**Do this:**
Copy out all lines that hold "Ediciones".

#####

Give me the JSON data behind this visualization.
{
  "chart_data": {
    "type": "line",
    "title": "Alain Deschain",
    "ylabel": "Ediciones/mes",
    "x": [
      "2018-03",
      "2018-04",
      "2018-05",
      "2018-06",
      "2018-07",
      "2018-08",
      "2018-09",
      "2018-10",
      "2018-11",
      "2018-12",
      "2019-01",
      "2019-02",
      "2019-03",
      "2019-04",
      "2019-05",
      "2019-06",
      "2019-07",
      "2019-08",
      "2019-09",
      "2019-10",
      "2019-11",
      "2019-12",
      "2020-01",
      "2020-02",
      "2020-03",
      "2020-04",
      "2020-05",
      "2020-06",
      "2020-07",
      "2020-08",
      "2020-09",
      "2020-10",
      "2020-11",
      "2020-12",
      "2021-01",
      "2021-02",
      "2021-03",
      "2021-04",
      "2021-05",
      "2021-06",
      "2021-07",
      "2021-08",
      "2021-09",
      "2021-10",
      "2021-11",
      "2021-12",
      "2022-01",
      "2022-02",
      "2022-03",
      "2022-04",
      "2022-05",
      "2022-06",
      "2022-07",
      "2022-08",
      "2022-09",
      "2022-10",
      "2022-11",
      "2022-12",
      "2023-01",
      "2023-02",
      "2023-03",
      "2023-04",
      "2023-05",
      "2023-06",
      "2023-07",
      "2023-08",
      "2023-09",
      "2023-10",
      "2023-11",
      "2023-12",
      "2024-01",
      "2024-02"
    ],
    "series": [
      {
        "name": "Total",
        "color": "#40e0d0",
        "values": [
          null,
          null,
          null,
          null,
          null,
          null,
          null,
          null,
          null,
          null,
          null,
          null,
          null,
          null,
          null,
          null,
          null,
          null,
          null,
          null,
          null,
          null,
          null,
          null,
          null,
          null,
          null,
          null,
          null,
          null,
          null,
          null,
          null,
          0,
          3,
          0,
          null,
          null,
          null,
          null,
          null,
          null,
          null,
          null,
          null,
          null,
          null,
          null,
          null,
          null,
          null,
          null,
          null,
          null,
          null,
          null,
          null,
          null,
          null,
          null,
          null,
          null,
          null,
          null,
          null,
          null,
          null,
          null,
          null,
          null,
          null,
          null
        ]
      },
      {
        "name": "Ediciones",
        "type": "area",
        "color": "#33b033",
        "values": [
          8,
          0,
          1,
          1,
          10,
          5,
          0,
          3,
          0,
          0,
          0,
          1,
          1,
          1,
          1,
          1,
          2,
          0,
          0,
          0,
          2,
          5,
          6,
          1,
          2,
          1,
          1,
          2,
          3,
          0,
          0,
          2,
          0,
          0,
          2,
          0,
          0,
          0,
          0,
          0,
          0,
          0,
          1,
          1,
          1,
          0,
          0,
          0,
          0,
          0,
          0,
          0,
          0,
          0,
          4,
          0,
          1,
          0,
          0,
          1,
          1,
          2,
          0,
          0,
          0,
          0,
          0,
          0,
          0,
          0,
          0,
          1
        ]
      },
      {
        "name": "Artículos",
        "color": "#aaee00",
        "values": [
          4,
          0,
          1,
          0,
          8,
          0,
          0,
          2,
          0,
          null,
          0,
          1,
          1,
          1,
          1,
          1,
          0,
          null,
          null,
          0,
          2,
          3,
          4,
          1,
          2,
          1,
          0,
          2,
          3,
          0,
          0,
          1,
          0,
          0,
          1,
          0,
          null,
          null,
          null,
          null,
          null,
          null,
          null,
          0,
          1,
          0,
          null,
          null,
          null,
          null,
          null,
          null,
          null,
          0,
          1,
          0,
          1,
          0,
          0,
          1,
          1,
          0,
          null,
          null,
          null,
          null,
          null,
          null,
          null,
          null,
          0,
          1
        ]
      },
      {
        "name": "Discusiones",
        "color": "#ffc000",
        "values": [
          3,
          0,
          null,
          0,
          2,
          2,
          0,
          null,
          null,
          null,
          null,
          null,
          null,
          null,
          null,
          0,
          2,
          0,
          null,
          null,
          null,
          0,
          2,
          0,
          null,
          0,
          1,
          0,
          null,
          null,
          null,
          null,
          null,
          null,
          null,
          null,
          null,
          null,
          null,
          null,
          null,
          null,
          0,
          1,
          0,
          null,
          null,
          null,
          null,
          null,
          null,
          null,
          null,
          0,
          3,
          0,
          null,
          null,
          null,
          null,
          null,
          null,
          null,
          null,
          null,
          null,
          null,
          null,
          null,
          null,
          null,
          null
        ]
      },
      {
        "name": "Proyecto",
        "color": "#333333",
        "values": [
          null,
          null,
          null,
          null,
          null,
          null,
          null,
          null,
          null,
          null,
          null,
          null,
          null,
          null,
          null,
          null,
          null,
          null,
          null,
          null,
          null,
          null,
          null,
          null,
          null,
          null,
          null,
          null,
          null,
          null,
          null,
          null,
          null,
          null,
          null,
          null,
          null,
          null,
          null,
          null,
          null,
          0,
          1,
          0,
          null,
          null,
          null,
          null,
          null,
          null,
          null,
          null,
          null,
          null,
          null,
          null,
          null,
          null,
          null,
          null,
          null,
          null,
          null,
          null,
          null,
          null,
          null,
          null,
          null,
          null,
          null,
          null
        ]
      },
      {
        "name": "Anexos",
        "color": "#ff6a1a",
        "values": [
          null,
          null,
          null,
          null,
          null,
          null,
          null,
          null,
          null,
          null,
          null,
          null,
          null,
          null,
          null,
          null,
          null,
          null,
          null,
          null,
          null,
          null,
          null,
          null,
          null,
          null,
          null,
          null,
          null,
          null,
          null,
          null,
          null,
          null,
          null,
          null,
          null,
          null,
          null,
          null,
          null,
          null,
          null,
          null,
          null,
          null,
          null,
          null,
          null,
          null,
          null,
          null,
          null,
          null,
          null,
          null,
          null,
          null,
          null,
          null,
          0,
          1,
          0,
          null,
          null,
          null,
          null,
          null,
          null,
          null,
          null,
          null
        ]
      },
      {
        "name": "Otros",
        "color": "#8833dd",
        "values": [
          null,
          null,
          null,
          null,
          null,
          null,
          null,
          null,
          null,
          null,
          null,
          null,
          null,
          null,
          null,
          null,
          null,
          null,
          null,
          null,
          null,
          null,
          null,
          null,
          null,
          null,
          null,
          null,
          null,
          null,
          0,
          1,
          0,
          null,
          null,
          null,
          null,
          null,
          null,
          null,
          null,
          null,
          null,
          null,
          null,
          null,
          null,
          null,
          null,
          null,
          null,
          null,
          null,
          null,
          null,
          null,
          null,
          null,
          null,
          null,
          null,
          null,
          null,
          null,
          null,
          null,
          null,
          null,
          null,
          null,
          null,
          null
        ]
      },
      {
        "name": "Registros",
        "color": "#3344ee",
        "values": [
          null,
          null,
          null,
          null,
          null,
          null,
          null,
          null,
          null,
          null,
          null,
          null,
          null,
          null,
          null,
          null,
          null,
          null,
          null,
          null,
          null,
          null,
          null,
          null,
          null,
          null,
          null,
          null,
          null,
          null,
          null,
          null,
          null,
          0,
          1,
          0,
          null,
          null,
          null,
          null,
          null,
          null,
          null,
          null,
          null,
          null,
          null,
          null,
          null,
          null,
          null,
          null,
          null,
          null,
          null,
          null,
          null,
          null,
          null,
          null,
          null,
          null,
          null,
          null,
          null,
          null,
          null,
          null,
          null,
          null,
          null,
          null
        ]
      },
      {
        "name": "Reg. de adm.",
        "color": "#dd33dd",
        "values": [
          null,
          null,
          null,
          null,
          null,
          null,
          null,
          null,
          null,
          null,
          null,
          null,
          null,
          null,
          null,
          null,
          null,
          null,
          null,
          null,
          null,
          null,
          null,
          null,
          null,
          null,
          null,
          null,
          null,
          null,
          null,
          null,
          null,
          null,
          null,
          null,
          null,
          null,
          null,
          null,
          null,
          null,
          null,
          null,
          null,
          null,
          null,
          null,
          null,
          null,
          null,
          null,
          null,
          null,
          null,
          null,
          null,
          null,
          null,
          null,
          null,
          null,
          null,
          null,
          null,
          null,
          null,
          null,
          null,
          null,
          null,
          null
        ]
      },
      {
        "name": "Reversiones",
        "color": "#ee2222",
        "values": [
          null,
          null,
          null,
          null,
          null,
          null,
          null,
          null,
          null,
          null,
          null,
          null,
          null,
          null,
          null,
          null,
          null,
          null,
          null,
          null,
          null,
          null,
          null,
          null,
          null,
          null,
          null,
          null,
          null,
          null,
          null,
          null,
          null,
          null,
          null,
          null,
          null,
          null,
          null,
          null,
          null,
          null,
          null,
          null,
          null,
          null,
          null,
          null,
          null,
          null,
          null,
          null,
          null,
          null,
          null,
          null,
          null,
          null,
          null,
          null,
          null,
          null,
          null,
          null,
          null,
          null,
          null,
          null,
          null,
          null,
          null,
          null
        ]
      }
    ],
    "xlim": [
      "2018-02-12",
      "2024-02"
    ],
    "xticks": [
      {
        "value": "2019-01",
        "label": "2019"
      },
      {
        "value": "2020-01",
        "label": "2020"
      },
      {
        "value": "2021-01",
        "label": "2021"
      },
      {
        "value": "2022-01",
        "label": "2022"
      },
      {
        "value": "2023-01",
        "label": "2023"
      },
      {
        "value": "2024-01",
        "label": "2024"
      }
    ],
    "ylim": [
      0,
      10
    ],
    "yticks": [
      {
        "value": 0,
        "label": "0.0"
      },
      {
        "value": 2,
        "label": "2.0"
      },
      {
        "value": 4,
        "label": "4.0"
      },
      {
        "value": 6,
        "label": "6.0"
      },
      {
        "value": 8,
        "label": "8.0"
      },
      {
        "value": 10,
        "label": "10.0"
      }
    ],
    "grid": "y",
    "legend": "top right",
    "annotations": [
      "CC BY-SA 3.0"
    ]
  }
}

#####

**Response to this exercise:**
    "ylabel": "Ediciones/mes",
        "name": "Ediciones",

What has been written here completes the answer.